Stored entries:
— begin —

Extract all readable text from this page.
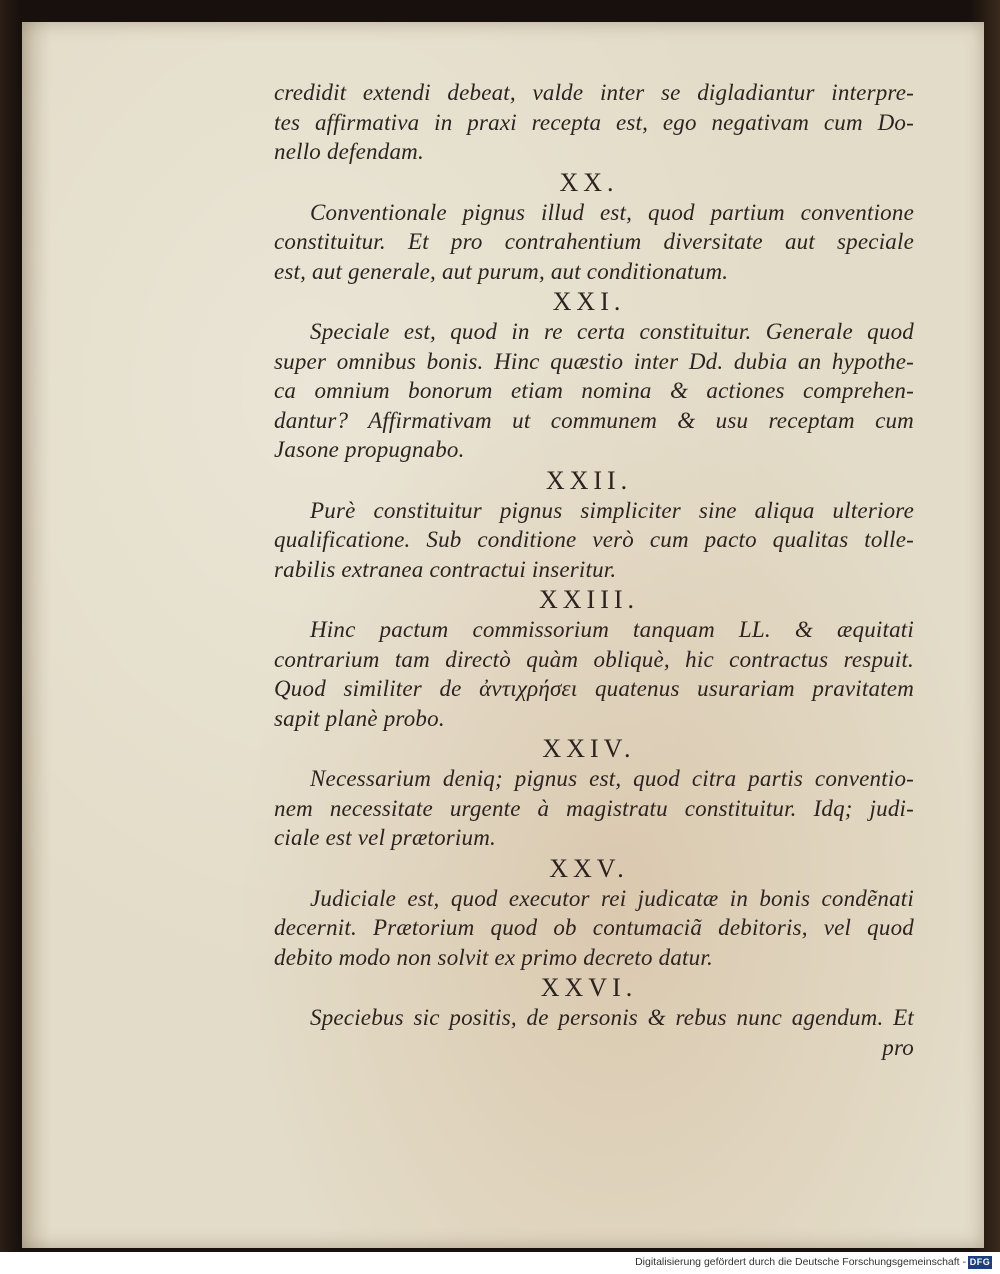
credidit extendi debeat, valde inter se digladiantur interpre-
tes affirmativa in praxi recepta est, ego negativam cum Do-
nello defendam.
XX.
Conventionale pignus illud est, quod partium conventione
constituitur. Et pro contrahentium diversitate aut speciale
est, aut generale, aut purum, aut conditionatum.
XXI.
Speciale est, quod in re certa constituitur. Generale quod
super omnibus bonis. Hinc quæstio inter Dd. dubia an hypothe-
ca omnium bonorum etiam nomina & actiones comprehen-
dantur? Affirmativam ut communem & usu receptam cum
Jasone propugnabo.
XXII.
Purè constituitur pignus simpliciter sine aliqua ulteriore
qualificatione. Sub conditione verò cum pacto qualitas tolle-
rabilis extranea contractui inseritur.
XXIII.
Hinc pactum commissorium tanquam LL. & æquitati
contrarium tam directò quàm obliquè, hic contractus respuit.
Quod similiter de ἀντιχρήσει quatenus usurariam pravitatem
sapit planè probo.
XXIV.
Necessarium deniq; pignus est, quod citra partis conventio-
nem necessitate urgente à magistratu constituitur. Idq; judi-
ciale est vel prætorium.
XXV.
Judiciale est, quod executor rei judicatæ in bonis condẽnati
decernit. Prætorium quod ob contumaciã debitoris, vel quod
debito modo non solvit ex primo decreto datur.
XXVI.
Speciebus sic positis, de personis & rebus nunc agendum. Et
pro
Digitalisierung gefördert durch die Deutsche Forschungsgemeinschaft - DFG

— end —

■ **OBJECTIVE**: Can the entries above be repeated exactly, without their pictures?

■ **PROBLEM SOLUTION**:
Extract all readable text from this page.
credidit extendi debeat, valde inter se digladiantur interpre-
tes affirmativa in praxi recepta est, ego negativam cum Do-
nello defendam.
XX.
Conventionale pignus illud est, quod partium conventione
constituitur. Et pro contrahentium diversitate aut speciale
est, aut generale, aut purum, aut conditionatum.
XXI.
Speciale est, quod in re certa constituitur. Generale quod
super omnibus bonis. Hinc quæstio inter Dd. dubia an hypothe-
ca omnium bonorum etiam nomina & actiones comprehen-
dantur? Affirmativam ut communem & usu receptam cum
Jasone propugnabo.
XXII.
Purè constituitur pignus simpliciter sine aliqua ulteriore
qualificatione. Sub conditione verò cum pacto qualitas tolle-
rabilis extranea contractui inseritur.
XXIII.
Hinc pactum commissorium tanquam LL. & æquitati
contrarium tam directò quàm obliquè, hic contractus respuit.
Quod similiter de ἀντιχρήσει quatenus usurariam pravitatem
sapit planè probo.
XXIV.
Necessarium deniq; pignus est, quod citra partis conventio-
nem necessitate urgente à magistratu constituitur. Idq; judi-
ciale est vel prætorium.
XXV.
Judiciale est, quod executor rei judicatæ in bonis condẽnati
decernit. Prætorium quod ob contumaciã debitoris, vel quod
debito modo non solvit ex primo decreto datur.
XXVI.
Speciebus sic positis, de personis & rebus nunc agendum. Et
pro
Digitalisierung gefördert durch die Deutsche Forschungsgemeinschaft - DFG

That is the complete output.